### Your objective
Render each line of the records below as one string in a JSON list, leaving out blank lines and the pictures.

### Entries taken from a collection

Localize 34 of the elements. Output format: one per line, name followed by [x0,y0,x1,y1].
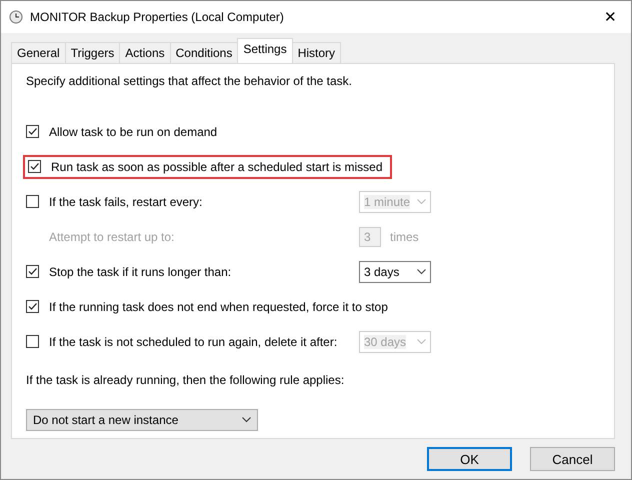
close-button[interactable]: ✕ [598,8,623,26]
checkbox-label: Allow task to be run on demand [49,124,218,138]
checkbox-label: If the running task does not end when requested, force it to stop [49,300,388,314]
tab[interactable]: Settings [237,38,293,63]
checkbox[interactable] [26,125,39,138]
checkbox[interactable] [26,265,39,278]
checkmark-icon [27,266,38,277]
checkmark-icon [29,161,40,172]
dropdown[interactable]: 3 days [359,260,431,282]
caret-icon [242,417,251,423]
checkmark-icon [27,301,38,312]
checkbox[interactable] [26,335,39,348]
tab[interactable]: History [292,42,342,63]
caret-icon [417,268,426,274]
field-label: Attempt to restart up to: [49,230,174,244]
window-title: MONITOR Backup Properties (Local Computer) [30,10,284,24]
checkbox[interactable] [28,160,41,173]
dropdown[interactable]: Do not start a new instance [26,409,258,431]
checkbox[interactable] [26,300,39,313]
checkmark-icon [27,126,38,137]
checkbox-label: Run task as soon as possible after a scheduled start is missed [51,160,382,174]
description-text: Specify additional settings that affect the behavior of the task. [26,74,353,90]
cancel-button[interactable]: Cancel [530,447,615,471]
unit-label: times [390,230,419,244]
checkbox-label: If the task fails, restart every: [49,194,202,208]
checkbox[interactable] [26,195,39,208]
checkbox-label: Stop the task if it runs longer than: [49,264,232,278]
checkbox-label: If the task is not scheduled to run again, delete it after: [49,334,338,348]
tab[interactable]: General [11,42,66,63]
caret-icon [417,198,426,204]
ok-button[interactable]: OK [427,447,512,471]
caret-icon [417,338,426,344]
clock-icon [9,10,23,24]
rule-label: If the task is already running, then the following rule applies: [26,373,346,387]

### Exercise solution
[
  "Localize 34 of the elements. Output format: one per line, name followed by [x0,y0,x1,y1].",
  "close-button[interactable]: ✕ [598,8,623,26]",
  "checkbox-label: Allow task to be run on demand [49,124,218,138]",
  "checkbox-label: If the running task does not end when requested, force it to stop [49,300,388,314]",
  "tab[interactable]: Settings [237,38,293,63]",
  "checkbox[interactable] [26,125,39,138]",
  "checkbox[interactable] [26,265,39,278]",
  "checkmark-icon [27,266,38,277]",
  "checkmark-icon [29,161,40,172]",
  "dropdown[interactable]: 3 days [359,260,431,282]",
  "caret-icon [242,417,251,423]",
  "checkmark-icon [27,301,38,312]",
  "checkbox[interactable] [26,335,39,348]",
  "tab[interactable]: History [292,42,342,63]",
  "caret-icon [417,268,426,274]",
  "field-label: Attempt to restart up to: [49,230,174,244]",
  "window-title: MONITOR Backup Properties (Local Computer) [30,10,284,24]",
  "checkbox[interactable] [28,160,41,173]",
  "dropdown[interactable]: Do not start a new instance [26,409,258,431]",
  "checkbox[interactable] [26,300,39,313]",
  "checkmark-icon [27,126,38,137]",
  "checkbox-label: Run task as soon as possible after a scheduled start is missed [51,160,382,174]",
  "description-text: Specify additional settings that affect the behavior of the task. [26,74,353,90]",
  "cancel-button[interactable]: Cancel [530,447,615,471]",
  "unit-label: times [390,230,419,244]",
  "checkbox-label: If the task fails, restart every: [49,194,202,208]",
  "checkbox[interactable] [26,195,39,208]",
  "checkbox-label: Stop the task if it runs longer than: [49,264,232,278]",
  "checkbox-label: If the task is not scheduled to run again, delete it after: [49,334,338,348]",
  "tab[interactable]: General [11,42,66,63]",
  "caret-icon [417,198,426,204]",
  "ok-button[interactable]: OK [427,447,512,471]",
  "caret-icon [417,338,426,344]",
  "clock-icon [9,10,23,24]",
  "rule-label: If the task is already running, then the following rule applies: [26,373,346,387]"
]